What you need to do
Locate and copy each line in the data that contains the word "Output".

• • • •

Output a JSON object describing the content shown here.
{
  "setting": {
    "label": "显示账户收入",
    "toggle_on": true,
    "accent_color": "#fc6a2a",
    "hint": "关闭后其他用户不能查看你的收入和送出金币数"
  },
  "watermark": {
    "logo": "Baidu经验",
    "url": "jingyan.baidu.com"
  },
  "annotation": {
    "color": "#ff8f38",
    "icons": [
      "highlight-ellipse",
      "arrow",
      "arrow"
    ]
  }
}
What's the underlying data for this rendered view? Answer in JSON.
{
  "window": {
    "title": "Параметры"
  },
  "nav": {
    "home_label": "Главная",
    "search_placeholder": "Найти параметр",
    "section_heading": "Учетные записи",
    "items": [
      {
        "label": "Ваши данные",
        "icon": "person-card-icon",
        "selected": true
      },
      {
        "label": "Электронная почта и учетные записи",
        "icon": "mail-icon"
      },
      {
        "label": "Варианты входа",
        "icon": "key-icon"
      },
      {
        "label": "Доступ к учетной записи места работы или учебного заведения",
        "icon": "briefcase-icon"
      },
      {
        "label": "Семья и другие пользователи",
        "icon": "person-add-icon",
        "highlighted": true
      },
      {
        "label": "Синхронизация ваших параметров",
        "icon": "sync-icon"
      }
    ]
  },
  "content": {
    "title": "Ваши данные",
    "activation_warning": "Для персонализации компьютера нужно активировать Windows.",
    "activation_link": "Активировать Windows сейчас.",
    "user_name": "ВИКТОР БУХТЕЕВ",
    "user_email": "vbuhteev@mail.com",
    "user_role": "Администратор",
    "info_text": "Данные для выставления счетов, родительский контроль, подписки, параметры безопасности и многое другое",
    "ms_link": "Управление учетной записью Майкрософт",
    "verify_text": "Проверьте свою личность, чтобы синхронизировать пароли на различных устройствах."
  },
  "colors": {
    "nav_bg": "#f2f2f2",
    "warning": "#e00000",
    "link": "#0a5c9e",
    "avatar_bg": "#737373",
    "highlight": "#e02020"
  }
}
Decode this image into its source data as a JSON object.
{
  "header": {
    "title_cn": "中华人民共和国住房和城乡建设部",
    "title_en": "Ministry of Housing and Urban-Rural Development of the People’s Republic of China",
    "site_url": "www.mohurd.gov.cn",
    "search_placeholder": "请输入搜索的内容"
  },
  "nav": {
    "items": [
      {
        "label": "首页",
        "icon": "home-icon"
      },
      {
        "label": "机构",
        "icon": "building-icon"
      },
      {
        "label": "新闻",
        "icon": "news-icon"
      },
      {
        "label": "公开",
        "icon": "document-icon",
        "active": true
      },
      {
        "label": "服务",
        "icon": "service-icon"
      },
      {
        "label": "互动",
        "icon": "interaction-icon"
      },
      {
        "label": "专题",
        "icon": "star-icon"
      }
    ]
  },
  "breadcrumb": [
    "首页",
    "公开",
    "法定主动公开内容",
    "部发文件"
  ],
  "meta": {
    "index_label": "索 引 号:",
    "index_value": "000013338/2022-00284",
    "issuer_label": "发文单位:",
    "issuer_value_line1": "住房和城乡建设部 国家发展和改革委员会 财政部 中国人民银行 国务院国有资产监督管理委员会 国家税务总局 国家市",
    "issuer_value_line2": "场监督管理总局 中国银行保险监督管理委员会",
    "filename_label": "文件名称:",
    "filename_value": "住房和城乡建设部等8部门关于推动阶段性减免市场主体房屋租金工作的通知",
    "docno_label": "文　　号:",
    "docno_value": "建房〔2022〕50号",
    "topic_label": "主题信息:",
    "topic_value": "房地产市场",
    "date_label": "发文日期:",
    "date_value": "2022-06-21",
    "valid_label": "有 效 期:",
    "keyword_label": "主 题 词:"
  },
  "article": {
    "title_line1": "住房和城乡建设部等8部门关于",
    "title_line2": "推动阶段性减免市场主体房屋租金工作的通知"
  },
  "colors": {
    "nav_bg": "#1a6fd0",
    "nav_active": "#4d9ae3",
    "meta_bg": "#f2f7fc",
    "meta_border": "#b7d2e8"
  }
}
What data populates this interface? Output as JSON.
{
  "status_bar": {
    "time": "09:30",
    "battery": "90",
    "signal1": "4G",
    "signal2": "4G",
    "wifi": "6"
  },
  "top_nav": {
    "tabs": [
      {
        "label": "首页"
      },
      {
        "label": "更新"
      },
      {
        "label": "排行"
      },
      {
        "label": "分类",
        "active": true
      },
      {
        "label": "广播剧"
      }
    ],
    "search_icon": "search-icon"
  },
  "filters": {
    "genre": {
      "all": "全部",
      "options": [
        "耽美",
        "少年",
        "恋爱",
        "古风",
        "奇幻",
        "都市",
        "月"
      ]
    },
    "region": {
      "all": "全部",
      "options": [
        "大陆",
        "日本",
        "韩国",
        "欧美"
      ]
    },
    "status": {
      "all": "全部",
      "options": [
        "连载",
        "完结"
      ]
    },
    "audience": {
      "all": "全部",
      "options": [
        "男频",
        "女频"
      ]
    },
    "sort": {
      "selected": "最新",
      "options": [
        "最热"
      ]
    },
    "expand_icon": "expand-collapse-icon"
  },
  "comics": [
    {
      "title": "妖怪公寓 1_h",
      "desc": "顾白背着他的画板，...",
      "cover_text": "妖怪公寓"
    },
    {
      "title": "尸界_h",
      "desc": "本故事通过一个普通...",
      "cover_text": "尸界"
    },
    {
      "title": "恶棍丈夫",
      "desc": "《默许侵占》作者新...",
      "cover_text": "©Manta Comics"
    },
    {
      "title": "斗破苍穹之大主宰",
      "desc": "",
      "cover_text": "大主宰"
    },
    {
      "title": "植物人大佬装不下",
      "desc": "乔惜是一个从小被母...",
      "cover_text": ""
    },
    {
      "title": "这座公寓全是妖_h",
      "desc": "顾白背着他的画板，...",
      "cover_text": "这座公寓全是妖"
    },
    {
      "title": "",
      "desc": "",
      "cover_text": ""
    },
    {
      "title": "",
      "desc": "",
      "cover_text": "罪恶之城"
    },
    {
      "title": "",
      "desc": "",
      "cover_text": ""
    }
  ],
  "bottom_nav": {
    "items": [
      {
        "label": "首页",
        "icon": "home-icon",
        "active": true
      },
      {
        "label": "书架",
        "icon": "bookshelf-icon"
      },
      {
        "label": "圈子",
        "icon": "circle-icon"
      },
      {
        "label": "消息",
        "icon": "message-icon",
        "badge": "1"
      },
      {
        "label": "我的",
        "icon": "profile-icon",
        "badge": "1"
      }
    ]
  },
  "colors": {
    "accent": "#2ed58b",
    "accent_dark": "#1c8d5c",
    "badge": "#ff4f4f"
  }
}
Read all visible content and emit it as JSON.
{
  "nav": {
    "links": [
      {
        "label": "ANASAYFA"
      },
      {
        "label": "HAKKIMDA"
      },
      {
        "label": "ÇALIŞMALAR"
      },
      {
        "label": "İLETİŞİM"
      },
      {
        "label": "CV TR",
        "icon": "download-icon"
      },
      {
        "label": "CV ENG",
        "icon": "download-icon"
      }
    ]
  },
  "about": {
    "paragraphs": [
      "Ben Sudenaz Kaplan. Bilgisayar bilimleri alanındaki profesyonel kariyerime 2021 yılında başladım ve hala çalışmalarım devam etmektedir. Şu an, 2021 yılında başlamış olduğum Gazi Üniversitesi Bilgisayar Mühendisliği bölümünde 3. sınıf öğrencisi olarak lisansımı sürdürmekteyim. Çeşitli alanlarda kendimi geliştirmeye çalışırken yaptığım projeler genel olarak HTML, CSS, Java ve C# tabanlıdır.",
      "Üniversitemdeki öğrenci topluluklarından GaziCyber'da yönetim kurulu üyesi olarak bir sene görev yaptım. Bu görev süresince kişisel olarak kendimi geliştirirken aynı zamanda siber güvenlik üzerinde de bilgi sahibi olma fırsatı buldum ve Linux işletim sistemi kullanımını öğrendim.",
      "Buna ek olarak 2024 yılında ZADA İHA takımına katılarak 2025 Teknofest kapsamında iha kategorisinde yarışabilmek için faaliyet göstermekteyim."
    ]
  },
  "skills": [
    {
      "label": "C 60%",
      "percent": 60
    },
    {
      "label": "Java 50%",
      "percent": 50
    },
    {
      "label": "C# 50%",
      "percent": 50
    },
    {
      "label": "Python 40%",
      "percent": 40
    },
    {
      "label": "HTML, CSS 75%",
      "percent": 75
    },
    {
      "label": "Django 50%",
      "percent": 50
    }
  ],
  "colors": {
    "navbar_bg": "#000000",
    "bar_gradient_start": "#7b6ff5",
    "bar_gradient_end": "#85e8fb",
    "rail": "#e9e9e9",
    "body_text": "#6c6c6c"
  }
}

• • • •

Answer to the task
Output a JSON object describing the content shown here.
What data populates this interface? Output as JSON.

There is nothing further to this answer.